(Page text)

International Papers

More Than Monica

On New Year’s Eve, the Guardian of London published a survey of last year’s media agendas from countries around the world. Headlined “1998: More than just Monica,” it highlighted the news priorities that prevailed in different countries during the period. In China, for example, the big story had been the Chinese government’s self-proclaimed diplomatic triumphs, such as President Clinton’s visit to Beijing and Chinese President Jiang Zemin’s visits to Moscow and Tokyo; in Russia it had been the collapse of the post-Soviet financial system and the humiliation of market reformers; in Israel the disintegration of Benjamin Netanyahu’s government amid bitter divisions over the Middle East peace process; in South Africa the report of the Truth and Reconciliation Commission on apartheid-era crimes; in Germany the September election that ousted Chancellor Helmut Kohl and brought the Social Democrat Gerhard Schröder to power; in Italy the country’s success in qualifying to join the new euro currency; and in France its soccer team’s 3-0 victory over Brazil in the final of the World Cup.

(End Page text)
(Data under study)

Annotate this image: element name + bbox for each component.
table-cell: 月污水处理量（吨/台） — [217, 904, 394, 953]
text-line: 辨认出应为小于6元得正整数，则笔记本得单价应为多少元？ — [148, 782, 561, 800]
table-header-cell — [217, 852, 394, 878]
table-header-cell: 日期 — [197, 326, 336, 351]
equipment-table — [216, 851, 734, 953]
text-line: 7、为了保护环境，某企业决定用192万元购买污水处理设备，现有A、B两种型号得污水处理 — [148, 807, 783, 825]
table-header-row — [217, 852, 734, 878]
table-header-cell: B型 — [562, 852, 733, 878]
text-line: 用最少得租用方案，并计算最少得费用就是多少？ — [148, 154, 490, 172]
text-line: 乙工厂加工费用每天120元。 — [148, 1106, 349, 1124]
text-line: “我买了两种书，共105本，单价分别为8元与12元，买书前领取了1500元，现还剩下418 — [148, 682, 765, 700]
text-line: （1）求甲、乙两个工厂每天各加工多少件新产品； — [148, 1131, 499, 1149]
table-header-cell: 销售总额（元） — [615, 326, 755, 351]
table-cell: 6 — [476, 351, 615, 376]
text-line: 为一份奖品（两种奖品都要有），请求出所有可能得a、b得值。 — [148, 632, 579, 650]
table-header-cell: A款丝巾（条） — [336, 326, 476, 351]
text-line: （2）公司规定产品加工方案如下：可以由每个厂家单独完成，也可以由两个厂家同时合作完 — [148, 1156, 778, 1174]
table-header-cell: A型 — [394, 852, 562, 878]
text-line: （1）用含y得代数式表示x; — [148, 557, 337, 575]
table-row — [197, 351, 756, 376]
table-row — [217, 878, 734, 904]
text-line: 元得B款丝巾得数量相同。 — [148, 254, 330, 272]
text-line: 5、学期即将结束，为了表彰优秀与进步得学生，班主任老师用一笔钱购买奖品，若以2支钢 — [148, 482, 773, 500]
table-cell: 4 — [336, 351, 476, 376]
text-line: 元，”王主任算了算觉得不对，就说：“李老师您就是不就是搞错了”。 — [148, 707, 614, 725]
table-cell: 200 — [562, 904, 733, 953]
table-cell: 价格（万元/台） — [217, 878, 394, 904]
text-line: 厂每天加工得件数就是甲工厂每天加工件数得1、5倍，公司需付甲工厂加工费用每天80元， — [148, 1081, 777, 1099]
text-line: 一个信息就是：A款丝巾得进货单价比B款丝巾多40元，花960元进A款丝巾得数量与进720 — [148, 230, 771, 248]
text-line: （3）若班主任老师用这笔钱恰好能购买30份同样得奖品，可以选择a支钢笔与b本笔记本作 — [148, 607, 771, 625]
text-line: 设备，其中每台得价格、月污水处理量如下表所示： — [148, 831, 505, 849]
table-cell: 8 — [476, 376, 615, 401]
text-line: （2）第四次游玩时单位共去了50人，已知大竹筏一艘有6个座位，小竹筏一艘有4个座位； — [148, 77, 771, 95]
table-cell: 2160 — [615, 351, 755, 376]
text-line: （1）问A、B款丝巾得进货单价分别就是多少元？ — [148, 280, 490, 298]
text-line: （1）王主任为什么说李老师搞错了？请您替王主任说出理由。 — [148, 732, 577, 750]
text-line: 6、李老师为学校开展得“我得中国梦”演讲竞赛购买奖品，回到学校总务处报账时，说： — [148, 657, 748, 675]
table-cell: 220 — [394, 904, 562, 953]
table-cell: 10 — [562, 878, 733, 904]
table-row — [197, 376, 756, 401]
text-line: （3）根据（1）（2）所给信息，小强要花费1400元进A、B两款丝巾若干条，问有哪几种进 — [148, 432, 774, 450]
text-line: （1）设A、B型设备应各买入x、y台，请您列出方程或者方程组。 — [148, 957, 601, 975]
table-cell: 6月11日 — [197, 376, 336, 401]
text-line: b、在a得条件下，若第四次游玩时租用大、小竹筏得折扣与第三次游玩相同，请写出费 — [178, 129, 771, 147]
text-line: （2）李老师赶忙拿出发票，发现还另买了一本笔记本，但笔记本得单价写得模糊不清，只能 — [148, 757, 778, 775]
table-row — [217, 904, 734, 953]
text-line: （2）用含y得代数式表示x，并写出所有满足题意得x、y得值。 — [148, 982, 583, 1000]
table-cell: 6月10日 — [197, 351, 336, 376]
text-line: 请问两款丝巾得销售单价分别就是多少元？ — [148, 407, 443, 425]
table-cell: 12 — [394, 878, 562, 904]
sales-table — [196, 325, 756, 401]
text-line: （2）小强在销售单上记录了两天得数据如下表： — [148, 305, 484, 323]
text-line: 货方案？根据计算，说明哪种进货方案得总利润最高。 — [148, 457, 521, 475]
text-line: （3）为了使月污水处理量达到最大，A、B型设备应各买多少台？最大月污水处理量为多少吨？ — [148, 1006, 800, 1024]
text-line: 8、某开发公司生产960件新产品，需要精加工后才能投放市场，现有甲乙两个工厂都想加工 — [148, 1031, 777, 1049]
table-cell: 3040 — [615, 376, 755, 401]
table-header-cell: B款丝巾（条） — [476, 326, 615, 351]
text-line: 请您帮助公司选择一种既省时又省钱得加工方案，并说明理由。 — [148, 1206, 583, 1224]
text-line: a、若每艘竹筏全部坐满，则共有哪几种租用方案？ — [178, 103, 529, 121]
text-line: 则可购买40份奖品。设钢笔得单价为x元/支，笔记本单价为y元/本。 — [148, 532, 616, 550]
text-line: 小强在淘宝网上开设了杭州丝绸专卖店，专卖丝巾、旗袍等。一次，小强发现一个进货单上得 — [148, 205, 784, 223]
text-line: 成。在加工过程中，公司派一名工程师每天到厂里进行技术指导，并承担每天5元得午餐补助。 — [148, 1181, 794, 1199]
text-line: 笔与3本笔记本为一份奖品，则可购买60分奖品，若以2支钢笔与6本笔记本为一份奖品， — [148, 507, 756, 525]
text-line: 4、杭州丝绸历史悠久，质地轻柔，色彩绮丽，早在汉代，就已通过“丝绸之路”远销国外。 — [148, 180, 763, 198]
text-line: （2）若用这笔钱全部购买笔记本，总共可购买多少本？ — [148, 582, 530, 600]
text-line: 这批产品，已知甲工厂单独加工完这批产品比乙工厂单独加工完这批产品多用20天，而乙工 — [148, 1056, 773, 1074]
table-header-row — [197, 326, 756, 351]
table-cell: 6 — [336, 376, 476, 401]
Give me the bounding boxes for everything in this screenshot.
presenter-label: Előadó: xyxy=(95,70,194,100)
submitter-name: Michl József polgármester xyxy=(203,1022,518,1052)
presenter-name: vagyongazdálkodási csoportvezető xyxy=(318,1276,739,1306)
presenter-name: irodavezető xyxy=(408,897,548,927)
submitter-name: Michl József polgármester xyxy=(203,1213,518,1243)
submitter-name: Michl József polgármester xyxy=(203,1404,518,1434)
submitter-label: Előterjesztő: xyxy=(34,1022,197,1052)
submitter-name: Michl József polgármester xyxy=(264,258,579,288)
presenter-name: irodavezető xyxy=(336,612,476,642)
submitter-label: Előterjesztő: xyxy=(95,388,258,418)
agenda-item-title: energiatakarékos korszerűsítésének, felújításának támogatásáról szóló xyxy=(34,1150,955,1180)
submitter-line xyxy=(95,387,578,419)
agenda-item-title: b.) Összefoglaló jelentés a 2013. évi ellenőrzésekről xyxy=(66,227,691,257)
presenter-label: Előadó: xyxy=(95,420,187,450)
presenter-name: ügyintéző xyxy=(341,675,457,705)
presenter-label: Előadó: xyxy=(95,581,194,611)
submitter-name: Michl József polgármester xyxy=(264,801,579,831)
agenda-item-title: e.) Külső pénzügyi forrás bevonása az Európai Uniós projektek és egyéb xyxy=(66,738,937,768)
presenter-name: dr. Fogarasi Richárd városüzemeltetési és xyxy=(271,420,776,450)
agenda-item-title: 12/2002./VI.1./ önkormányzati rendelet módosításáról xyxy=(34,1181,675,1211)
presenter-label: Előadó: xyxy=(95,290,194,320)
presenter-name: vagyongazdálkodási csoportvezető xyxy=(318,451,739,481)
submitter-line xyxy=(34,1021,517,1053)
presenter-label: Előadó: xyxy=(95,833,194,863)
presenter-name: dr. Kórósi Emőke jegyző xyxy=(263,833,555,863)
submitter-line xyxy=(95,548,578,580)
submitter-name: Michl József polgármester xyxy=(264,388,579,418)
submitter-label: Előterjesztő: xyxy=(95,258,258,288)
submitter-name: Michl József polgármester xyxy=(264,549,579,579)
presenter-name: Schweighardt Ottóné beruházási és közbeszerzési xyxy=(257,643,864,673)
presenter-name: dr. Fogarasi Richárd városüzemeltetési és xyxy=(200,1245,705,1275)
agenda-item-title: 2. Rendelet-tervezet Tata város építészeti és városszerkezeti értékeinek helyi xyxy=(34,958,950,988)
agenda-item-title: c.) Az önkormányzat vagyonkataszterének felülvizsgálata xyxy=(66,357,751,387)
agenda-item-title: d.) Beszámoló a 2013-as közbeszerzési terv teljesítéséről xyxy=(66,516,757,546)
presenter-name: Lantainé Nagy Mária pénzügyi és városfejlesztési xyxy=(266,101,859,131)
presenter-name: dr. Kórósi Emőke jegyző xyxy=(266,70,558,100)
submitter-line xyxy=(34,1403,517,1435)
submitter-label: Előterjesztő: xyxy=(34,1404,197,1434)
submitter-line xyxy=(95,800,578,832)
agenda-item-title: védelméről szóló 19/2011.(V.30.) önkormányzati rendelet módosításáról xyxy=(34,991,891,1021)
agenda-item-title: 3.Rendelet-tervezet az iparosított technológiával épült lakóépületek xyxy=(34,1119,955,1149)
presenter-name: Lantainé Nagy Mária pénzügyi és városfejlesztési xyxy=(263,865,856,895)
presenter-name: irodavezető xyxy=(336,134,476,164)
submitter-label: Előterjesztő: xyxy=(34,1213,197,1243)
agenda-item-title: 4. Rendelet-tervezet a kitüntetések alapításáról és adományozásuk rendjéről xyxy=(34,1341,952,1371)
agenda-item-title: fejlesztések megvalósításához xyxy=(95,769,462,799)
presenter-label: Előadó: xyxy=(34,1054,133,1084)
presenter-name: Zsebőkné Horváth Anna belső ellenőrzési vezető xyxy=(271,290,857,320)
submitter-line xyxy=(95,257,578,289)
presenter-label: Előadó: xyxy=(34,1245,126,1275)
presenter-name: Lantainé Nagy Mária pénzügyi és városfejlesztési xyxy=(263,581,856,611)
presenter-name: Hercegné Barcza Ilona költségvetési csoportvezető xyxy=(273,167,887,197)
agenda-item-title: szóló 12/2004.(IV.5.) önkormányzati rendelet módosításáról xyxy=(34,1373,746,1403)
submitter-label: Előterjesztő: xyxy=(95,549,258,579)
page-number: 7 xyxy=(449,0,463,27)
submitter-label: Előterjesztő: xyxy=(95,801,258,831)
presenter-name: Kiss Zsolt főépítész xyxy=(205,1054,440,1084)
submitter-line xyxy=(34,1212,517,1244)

(End Data under study)

Carry on the piece about the Guardian's survey of 1998 news agendas, starting after its last sentence.

But if 1998 involved “more than just Monica,” it was also certainly Monica’s year. Hers was a story, which, more than any other, united all the papers of the world in a common obsession. However, there was widespread reluctance around the world this week to report the allegations in the American tabloids that President Clinton may be the father of the teen-age son of an Arkansas prostitute. Only in Britain did the story play prominently. The Times even led its Monday front page with it, under the headline “Clinton faces DNA test on prostitute’s son, 13.” In Germany, the press showed more responsible news priorities, with the Frankfurter Allgemeine Zeitung leading Monday with Clinton announcing the biggest increase in defense spending since the end of the Cold War.

But the biggest story around the world as the week began was the launch by 11 countries of the new single European currency, the euro. The reporting of this event in Europe was imbued with euro-euphoria except in Britain, where euro-skepticism continues to predominate. All Rupert Murdoch’s British papers–the Times, the Sunday Times, the Sun, and the News of the World–are campaigning vigorously against Britain joining the euro, as are Conrad Black’s papers the Daily Telegraph and the Sunday Telegraph. But even the British press had to agree with the rest of the world that the launch of the euro, after 40 years of planning, was an historic achievement.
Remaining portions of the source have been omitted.